DIRECTIVE —
Restate, word for word, all of the material shown below.
******
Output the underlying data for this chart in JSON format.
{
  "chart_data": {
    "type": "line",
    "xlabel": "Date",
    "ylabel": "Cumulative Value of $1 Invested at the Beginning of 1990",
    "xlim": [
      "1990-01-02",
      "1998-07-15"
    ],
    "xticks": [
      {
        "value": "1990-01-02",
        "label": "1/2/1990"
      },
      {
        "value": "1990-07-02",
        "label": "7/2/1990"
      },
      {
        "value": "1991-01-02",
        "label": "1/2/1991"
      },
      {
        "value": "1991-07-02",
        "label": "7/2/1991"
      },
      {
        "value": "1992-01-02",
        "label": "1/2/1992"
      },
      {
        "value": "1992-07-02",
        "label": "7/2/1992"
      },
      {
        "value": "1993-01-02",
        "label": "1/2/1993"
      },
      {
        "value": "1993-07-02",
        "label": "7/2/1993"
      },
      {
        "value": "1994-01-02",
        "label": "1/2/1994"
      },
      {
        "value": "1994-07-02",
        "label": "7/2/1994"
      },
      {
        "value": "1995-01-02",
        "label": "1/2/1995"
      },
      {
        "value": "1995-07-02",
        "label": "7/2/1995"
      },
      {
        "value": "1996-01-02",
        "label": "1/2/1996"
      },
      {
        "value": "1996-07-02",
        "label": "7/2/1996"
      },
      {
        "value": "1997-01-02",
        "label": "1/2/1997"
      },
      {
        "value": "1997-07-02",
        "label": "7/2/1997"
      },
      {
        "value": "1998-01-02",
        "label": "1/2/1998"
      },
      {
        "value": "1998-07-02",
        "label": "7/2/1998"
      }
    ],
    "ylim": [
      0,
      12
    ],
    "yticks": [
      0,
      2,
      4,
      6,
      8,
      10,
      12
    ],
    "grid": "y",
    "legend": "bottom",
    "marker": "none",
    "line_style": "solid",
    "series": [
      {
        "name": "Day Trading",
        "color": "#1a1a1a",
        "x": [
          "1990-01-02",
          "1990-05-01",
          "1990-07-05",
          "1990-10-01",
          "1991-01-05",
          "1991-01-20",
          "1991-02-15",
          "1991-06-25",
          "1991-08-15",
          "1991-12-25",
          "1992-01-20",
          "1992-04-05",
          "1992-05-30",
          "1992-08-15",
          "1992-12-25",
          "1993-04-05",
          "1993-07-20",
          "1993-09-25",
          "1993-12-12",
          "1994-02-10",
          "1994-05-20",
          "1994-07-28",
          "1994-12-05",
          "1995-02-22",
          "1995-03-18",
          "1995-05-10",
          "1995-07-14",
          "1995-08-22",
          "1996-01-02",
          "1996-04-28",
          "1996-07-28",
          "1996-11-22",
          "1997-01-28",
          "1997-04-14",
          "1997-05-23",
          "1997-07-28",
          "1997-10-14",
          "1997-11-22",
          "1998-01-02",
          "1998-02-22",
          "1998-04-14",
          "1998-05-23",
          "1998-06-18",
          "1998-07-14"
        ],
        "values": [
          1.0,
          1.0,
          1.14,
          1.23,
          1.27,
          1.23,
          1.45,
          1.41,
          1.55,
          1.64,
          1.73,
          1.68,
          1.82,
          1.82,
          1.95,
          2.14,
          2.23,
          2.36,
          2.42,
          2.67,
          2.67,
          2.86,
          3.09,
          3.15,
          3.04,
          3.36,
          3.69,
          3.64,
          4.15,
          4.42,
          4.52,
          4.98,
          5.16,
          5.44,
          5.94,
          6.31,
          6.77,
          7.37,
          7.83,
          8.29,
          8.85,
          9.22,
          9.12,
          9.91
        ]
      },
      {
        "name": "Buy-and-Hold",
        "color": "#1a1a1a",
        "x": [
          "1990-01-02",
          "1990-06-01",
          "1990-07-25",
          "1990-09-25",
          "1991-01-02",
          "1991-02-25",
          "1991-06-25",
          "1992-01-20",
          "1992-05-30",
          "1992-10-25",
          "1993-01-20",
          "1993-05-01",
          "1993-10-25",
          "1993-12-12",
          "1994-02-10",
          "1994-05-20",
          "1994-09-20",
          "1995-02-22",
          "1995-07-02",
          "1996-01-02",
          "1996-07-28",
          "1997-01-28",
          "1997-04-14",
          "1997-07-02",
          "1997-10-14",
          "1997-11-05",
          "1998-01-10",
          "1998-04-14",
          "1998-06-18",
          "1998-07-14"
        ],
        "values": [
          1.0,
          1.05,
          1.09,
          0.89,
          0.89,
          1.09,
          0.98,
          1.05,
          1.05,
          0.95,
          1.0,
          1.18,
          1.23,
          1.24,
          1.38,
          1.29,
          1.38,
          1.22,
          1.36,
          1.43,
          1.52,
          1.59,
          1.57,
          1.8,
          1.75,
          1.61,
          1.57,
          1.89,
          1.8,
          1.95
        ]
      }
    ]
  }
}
******
SOLUTION BELOW —
Output the underlying data for this chart in JSON format.
{
  "chart_data": {
    "type": "line",
    "xlabel": "Date",
    "ylabel": "Cumulative Value of $1 Invested at the Beginning of 1990",
    "xlim": [
      "1990-01-02",
      "1998-07-15"
    ],
    "xticks": [
      {
        "value": "1990-01-02",
        "label": "1/2/1990"
      },
      {
        "value": "1990-07-02",
        "label": "7/2/1990"
      },
      {
        "value": "1991-01-02",
        "label": "1/2/1991"
      },
      {
        "value": "1991-07-02",
        "label": "7/2/1991"
      },
      {
        "value": "1992-01-02",
        "label": "1/2/1992"
      },
      {
        "value": "1992-07-02",
        "label": "7/2/1992"
      },
      {
        "value": "1993-01-02",
        "label": "1/2/1993"
      },
      {
        "value": "1993-07-02",
        "label": "7/2/1993"
      },
      {
        "value": "1994-01-02",
        "label": "1/2/1994"
      },
      {
        "value": "1994-07-02",
        "label": "7/2/1994"
      },
      {
        "value": "1995-01-02",
        "label": "1/2/1995"
      },
      {
        "value": "1995-07-02",
        "label": "7/2/1995"
      },
      {
        "value": "1996-01-02",
        "label": "1/2/1996"
      },
      {
        "value": "1996-07-02",
        "label": "7/2/1996"
      },
      {
        "value": "1997-01-02",
        "label": "1/2/1997"
      },
      {
        "value": "1997-07-02",
        "label": "7/2/1997"
      },
      {
        "value": "1998-01-02",
        "label": "1/2/1998"
      },
      {
        "value": "1998-07-02",
        "label": "7/2/1998"
      }
    ],
    "ylim": [
      0,
      12
    ],
    "yticks": [
      0,
      2,
      4,
      6,
      8,
      10,
      12
    ],
    "grid": "y",
    "legend": "bottom",
    "marker": "none",
    "line_style": "solid",
    "series": [
      {
        "name": "Day Trading",
        "color": "#1a1a1a",
        "x": [
          "1990-01-02",
          "1990-05-01",
          "1990-07-05",
          "1990-10-01",
          "1991-01-05",
          "1991-01-20",
          "1991-02-15",
          "1991-06-25",
          "1991-08-15",
          "1991-12-25",
          "1992-01-20",
          "1992-04-05",
          "1992-05-30",
          "1992-08-15",
          "1992-12-25",
          "1993-04-05",
          "1993-07-20",
          "1993-09-25",
          "1993-12-12",
          "1994-02-10",
          "1994-05-20",
          "1994-07-28",
          "1994-12-05",
          "1995-02-22",
          "1995-03-18",
          "1995-05-10",
          "1995-07-14",
          "1995-08-22",
          "1996-01-02",
          "1996-04-28",
          "1996-07-28",
          "1996-11-22",
          "1997-01-28",
          "1997-04-14",
          "1997-05-23",
          "1997-07-28",
          "1997-10-14",
          "1997-11-22",
          "1998-01-02",
          "1998-02-22",
          "1998-04-14",
          "1998-05-23",
          "1998-06-18",
          "1998-07-14"
        ],
        "values": [
          1.0,
          1.0,
          1.14,
          1.23,
          1.27,
          1.23,
          1.45,
          1.41,
          1.55,
          1.64,
          1.73,
          1.68,
          1.82,
          1.82,
          1.95,
          2.14,
          2.23,
          2.36,
          2.42,
          2.67,
          2.67,
          2.86,
          3.09,
          3.15,
          3.04,
          3.36,
          3.69,
          3.64,
          4.15,
          4.42,
          4.52,
          4.98,
          5.16,
          5.44,
          5.94,
          6.31,
          6.77,
          7.37,
          7.83,
          8.29,
          8.85,
          9.22,
          9.12,
          9.91
        ]
      },
      {
        "name": "Buy-and-Hold",
        "color": "#1a1a1a",
        "x": [
          "1990-01-02",
          "1990-06-01",
          "1990-07-25",
          "1990-09-25",
          "1991-01-02",
          "1991-02-25",
          "1991-06-25",
          "1992-01-20",
          "1992-05-30",
          "1992-10-25",
          "1993-01-20",
          "1993-05-01",
          "1993-10-25",
          "1993-12-12",
          "1994-02-10",
          "1994-05-20",
          "1994-09-20",
          "1995-02-22",
          "1995-07-02",
          "1996-01-02",
          "1996-07-28",
          "1997-01-28",
          "1997-04-14",
          "1997-07-02",
          "1997-10-14",
          "1997-11-05",
          "1998-01-10",
          "1998-04-14",
          "1998-06-18",
          "1998-07-14"
        ],
        "values": [
          1.0,
          1.05,
          1.09,
          0.89,
          0.89,
          1.09,
          0.98,
          1.05,
          1.05,
          0.95,
          1.0,
          1.18,
          1.23,
          1.24,
          1.38,
          1.29,
          1.38,
          1.22,
          1.36,
          1.43,
          1.52,
          1.59,
          1.57,
          1.8,
          1.75,
          1.61,
          1.57,
          1.89,
          1.8,
          1.95
        ]
      }
    ]
  }
}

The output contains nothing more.